### [AIM]
Write the material out again in full, word for word. Do not include the pictures.
— Begin —
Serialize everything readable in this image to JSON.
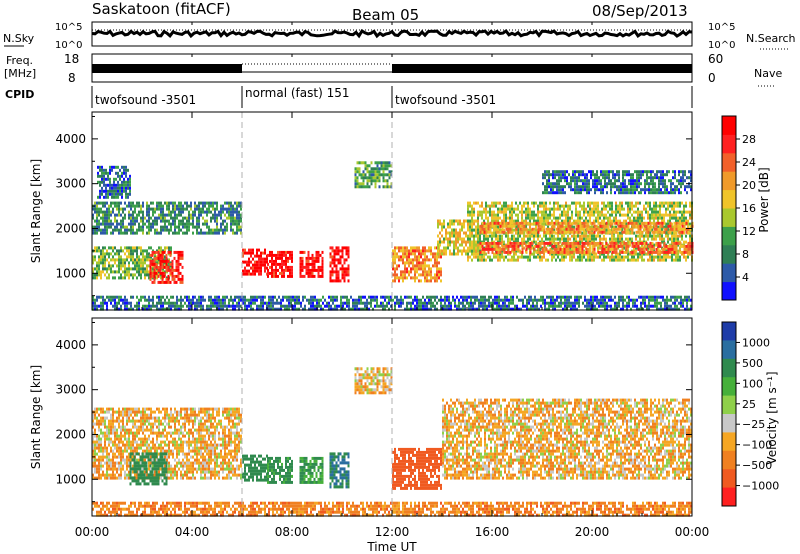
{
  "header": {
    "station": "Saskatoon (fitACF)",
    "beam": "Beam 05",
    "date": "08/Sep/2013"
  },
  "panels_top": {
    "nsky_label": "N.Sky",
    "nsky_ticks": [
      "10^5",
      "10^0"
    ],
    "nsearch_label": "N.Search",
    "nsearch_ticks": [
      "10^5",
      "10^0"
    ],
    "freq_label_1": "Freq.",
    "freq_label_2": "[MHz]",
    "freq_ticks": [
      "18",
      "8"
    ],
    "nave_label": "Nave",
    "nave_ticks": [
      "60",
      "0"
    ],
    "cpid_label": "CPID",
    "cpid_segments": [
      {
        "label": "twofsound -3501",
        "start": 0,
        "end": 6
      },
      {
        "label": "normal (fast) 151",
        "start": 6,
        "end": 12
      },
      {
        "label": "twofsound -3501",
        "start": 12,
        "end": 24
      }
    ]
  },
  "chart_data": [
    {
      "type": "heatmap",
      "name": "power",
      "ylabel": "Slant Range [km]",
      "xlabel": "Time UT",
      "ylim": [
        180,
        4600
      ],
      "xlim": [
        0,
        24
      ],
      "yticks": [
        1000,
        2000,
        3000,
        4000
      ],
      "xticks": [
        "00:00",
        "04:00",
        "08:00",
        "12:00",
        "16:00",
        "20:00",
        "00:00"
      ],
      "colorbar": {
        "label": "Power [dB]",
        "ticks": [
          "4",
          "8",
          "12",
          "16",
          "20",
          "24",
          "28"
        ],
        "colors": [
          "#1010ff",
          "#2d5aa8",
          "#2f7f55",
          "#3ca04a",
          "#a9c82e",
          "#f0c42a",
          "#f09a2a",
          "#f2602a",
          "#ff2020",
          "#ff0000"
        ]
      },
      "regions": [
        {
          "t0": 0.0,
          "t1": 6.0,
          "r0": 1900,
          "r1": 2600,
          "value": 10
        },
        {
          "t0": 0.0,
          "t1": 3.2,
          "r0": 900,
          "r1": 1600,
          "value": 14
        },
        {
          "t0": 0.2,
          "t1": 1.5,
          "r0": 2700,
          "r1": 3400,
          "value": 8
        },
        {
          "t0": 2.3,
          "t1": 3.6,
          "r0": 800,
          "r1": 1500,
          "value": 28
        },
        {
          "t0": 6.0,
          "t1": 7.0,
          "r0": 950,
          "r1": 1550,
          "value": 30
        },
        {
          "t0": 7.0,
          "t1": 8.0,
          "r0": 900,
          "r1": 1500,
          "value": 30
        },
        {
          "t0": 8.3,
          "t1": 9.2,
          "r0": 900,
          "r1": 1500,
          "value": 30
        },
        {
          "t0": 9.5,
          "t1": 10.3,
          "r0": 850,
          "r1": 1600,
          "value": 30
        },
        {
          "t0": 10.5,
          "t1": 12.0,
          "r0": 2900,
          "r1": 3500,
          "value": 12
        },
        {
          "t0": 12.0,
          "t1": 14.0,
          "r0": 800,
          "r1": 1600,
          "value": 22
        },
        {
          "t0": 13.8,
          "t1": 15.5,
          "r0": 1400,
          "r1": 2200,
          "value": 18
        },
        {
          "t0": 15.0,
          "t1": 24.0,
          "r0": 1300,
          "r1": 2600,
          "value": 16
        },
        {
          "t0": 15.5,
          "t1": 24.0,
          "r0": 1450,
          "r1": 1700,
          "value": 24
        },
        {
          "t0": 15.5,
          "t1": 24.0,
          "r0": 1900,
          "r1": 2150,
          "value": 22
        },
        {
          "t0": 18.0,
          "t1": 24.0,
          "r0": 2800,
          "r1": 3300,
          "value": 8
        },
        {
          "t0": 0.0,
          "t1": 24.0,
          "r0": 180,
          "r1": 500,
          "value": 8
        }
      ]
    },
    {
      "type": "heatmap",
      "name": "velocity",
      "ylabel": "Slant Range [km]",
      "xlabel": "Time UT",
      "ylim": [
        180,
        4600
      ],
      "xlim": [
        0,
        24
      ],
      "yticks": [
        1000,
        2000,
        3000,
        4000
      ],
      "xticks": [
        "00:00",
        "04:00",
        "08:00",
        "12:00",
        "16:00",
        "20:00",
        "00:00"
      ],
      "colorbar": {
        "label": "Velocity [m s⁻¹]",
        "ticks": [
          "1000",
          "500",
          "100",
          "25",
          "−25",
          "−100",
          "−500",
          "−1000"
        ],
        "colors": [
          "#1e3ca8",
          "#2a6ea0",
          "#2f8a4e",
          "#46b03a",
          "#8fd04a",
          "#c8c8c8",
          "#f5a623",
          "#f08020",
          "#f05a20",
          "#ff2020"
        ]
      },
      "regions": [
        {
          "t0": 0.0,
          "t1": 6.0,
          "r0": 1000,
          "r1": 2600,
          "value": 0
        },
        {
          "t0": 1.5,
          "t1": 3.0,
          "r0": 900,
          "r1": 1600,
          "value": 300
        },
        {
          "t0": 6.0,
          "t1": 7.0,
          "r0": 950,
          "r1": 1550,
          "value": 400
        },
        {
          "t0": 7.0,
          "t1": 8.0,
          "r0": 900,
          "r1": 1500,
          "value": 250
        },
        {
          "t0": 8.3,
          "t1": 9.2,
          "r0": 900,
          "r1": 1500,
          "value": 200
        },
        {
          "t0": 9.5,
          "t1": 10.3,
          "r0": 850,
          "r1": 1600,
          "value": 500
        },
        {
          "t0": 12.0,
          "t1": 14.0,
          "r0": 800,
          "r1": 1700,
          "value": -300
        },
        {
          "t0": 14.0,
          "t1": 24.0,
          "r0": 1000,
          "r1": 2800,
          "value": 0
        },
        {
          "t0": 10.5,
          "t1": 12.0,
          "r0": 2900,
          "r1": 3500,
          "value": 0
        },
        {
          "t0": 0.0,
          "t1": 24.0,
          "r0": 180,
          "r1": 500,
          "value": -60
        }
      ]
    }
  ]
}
— End —
### [EXERCISE OUTPUT]
Serialize everything readable in this image to JSON.
{
  "header": {
    "station": "Saskatoon (fitACF)",
    "beam": "Beam 05",
    "date": "08/Sep/2013"
  },
  "panels_top": {
    "nsky_label": "N.Sky",
    "nsky_ticks": [
      "10^5",
      "10^0"
    ],
    "nsearch_label": "N.Search",
    "nsearch_ticks": [
      "10^5",
      "10^0"
    ],
    "freq_label_1": "Freq.",
    "freq_label_2": "[MHz]",
    "freq_ticks": [
      "18",
      "8"
    ],
    "nave_label": "Nave",
    "nave_ticks": [
      "60",
      "0"
    ],
    "cpid_label": "CPID",
    "cpid_segments": [
      {
        "label": "twofsound -3501",
        "start": 0,
        "end": 6
      },
      {
        "label": "normal (fast) 151",
        "start": 6,
        "end": 12
      },
      {
        "label": "twofsound -3501",
        "start": 12,
        "end": 24
      }
    ]
  },
  "chart_data": [
    {
      "type": "heatmap",
      "name": "power",
      "ylabel": "Slant Range [km]",
      "xlabel": "Time UT",
      "ylim": [
        180,
        4600
      ],
      "xlim": [
        0,
        24
      ],
      "yticks": [
        1000,
        2000,
        3000,
        4000
      ],
      "xticks": [
        "00:00",
        "04:00",
        "08:00",
        "12:00",
        "16:00",
        "20:00",
        "00:00"
      ],
      "colorbar": {
        "label": "Power [dB]",
        "ticks": [
          "4",
          "8",
          "12",
          "16",
          "20",
          "24",
          "28"
        ],
        "colors": [
          "#1010ff",
          "#2d5aa8",
          "#2f7f55",
          "#3ca04a",
          "#a9c82e",
          "#f0c42a",
          "#f09a2a",
          "#f2602a",
          "#ff2020",
          "#ff0000"
        ]
      },
      "regions": [
        {
          "t0": 0.0,
          "t1": 6.0,
          "r0": 1900,
          "r1": 2600,
          "value": 10
        },
        {
          "t0": 0.0,
          "t1": 3.2,
          "r0": 900,
          "r1": 1600,
          "value": 14
        },
        {
          "t0": 0.2,
          "t1": 1.5,
          "r0": 2700,
          "r1": 3400,
          "value": 8
        },
        {
          "t0": 2.3,
          "t1": 3.6,
          "r0": 800,
          "r1": 1500,
          "value": 28
        },
        {
          "t0": 6.0,
          "t1": 7.0,
          "r0": 950,
          "r1": 1550,
          "value": 30
        },
        {
          "t0": 7.0,
          "t1": 8.0,
          "r0": 900,
          "r1": 1500,
          "value": 30
        },
        {
          "t0": 8.3,
          "t1": 9.2,
          "r0": 900,
          "r1": 1500,
          "value": 30
        },
        {
          "t0": 9.5,
          "t1": 10.3,
          "r0": 850,
          "r1": 1600,
          "value": 30
        },
        {
          "t0": 10.5,
          "t1": 12.0,
          "r0": 2900,
          "r1": 3500,
          "value": 12
        },
        {
          "t0": 12.0,
          "t1": 14.0,
          "r0": 800,
          "r1": 1600,
          "value": 22
        },
        {
          "t0": 13.8,
          "t1": 15.5,
          "r0": 1400,
          "r1": 2200,
          "value": 18
        },
        {
          "t0": 15.0,
          "t1": 24.0,
          "r0": 1300,
          "r1": 2600,
          "value": 16
        },
        {
          "t0": 15.5,
          "t1": 24.0,
          "r0": 1450,
          "r1": 1700,
          "value": 24
        },
        {
          "t0": 15.5,
          "t1": 24.0,
          "r0": 1900,
          "r1": 2150,
          "value": 22
        },
        {
          "t0": 18.0,
          "t1": 24.0,
          "r0": 2800,
          "r1": 3300,
          "value": 8
        },
        {
          "t0": 0.0,
          "t1": 24.0,
          "r0": 180,
          "r1": 500,
          "value": 8
        }
      ]
    },
    {
      "type": "heatmap",
      "name": "velocity",
      "ylabel": "Slant Range [km]",
      "xlabel": "Time UT",
      "ylim": [
        180,
        4600
      ],
      "xlim": [
        0,
        24
      ],
      "yticks": [
        1000,
        2000,
        3000,
        4000
      ],
      "xticks": [
        "00:00",
        "04:00",
        "08:00",
        "12:00",
        "16:00",
        "20:00",
        "00:00"
      ],
      "colorbar": {
        "label": "Velocity [m s⁻¹]",
        "ticks": [
          "1000",
          "500",
          "100",
          "25",
          "−25",
          "−100",
          "−500",
          "−1000"
        ],
        "colors": [
          "#1e3ca8",
          "#2a6ea0",
          "#2f8a4e",
          "#46b03a",
          "#8fd04a",
          "#c8c8c8",
          "#f5a623",
          "#f08020",
          "#f05a20",
          "#ff2020"
        ]
      },
      "regions": [
        {
          "t0": 0.0,
          "t1": 6.0,
          "r0": 1000,
          "r1": 2600,
          "value": 0
        },
        {
          "t0": 1.5,
          "t1": 3.0,
          "r0": 900,
          "r1": 1600,
          "value": 300
        },
        {
          "t0": 6.0,
          "t1": 7.0,
          "r0": 950,
          "r1": 1550,
          "value": 400
        },
        {
          "t0": 7.0,
          "t1": 8.0,
          "r0": 900,
          "r1": 1500,
          "value": 250
        },
        {
          "t0": 8.3,
          "t1": 9.2,
          "r0": 900,
          "r1": 1500,
          "value": 200
        },
        {
          "t0": 9.5,
          "t1": 10.3,
          "r0": 850,
          "r1": 1600,
          "value": 500
        },
        {
          "t0": 12.0,
          "t1": 14.0,
          "r0": 800,
          "r1": 1700,
          "value": -300
        },
        {
          "t0": 14.0,
          "t1": 24.0,
          "r0": 1000,
          "r1": 2800,
          "value": 0
        },
        {
          "t0": 10.5,
          "t1": 12.0,
          "r0": 2900,
          "r1": 3500,
          "value": 0
        },
        {
          "t0": 0.0,
          "t1": 24.0,
          "r0": 180,
          "r1": 500,
          "value": -60
        }
      ]
    }
  ]
}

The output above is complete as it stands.